> Entries drawn from a collection:
------------------------------------------------------------------------

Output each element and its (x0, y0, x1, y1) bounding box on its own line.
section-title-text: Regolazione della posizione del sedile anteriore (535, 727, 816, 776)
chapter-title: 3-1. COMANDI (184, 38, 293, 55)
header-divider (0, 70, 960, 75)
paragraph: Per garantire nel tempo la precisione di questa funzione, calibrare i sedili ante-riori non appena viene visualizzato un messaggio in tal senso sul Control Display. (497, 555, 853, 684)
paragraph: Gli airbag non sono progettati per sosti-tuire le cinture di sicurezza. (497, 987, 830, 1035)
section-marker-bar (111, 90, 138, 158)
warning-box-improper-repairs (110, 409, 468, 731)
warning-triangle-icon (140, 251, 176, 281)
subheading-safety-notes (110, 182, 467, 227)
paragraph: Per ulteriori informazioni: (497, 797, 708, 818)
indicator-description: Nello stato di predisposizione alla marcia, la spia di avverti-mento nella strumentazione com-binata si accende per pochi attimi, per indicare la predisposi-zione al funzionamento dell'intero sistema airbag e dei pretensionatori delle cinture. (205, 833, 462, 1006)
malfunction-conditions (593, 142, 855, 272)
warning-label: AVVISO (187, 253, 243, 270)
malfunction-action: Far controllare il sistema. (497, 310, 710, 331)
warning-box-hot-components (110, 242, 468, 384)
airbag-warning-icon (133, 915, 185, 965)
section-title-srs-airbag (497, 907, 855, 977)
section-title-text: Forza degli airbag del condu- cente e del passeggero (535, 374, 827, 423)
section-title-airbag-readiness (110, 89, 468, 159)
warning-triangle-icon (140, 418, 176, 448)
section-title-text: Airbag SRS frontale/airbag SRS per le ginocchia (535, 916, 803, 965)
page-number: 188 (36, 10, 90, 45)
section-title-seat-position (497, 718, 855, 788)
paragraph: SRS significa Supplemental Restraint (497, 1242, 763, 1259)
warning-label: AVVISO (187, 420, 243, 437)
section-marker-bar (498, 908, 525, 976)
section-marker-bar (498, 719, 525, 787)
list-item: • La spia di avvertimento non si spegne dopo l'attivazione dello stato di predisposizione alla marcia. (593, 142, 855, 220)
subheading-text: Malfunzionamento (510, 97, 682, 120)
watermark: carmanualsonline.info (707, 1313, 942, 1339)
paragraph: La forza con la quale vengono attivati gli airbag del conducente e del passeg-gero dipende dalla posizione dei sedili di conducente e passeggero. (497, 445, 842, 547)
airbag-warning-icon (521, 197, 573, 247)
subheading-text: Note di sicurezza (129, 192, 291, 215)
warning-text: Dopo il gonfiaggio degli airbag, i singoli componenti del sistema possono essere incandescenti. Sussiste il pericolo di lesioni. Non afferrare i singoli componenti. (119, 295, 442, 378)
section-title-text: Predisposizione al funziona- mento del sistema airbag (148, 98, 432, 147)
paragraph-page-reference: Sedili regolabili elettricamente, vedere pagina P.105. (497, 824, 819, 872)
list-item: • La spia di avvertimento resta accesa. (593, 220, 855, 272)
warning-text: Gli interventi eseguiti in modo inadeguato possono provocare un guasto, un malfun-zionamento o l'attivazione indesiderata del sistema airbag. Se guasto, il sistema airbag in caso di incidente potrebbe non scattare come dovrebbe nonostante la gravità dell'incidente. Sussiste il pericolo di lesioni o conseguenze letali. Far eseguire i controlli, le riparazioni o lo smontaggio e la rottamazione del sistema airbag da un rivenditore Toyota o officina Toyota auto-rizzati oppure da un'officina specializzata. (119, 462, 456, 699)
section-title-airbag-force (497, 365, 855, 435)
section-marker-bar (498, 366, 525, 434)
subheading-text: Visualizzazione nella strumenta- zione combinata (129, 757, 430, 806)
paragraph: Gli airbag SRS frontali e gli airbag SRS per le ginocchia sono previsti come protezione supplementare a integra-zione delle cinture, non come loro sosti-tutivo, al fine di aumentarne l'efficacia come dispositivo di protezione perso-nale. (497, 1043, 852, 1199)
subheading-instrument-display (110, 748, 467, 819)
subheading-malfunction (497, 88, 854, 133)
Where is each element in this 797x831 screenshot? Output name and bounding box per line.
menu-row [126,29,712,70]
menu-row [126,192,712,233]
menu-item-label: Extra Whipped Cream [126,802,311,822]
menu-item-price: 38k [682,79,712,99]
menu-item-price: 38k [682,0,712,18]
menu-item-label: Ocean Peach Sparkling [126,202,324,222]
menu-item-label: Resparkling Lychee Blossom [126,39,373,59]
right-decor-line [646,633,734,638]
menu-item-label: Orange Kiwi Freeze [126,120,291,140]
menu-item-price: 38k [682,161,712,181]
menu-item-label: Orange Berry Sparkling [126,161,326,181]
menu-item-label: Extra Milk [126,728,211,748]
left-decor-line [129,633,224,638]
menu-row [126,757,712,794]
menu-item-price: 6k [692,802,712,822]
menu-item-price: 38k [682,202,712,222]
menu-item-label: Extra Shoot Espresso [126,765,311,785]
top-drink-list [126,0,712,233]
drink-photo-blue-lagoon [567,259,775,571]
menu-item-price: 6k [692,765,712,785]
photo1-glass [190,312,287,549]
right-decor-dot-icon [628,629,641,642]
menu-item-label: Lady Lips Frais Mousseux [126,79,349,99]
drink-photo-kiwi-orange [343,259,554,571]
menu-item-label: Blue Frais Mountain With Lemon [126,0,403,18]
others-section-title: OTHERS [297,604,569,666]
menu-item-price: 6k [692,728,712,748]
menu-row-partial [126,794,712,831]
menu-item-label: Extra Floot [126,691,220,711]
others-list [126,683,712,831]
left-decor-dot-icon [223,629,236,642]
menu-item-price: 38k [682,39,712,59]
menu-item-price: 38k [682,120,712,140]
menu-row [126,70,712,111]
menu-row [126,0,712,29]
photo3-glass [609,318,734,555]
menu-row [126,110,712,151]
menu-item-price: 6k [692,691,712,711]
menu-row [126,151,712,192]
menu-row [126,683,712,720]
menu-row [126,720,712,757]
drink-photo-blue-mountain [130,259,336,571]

------------------------------------------------------------------------

> TASK STATEMENT: Repeat the material word for word, starting at its first line and ending with the line that contains "header-divider (0, 70, 960, 75)", including both of those lines.

> FINAL RESULT:
Output each element and its (x0, y0, x1, y1) bounding box on its own line.
section-title-text: Regolazione della posizione del sedile anteriore (535, 727, 816, 776)
chapter-title: 3-1. COMANDI (184, 38, 293, 55)
header-divider (0, 70, 960, 75)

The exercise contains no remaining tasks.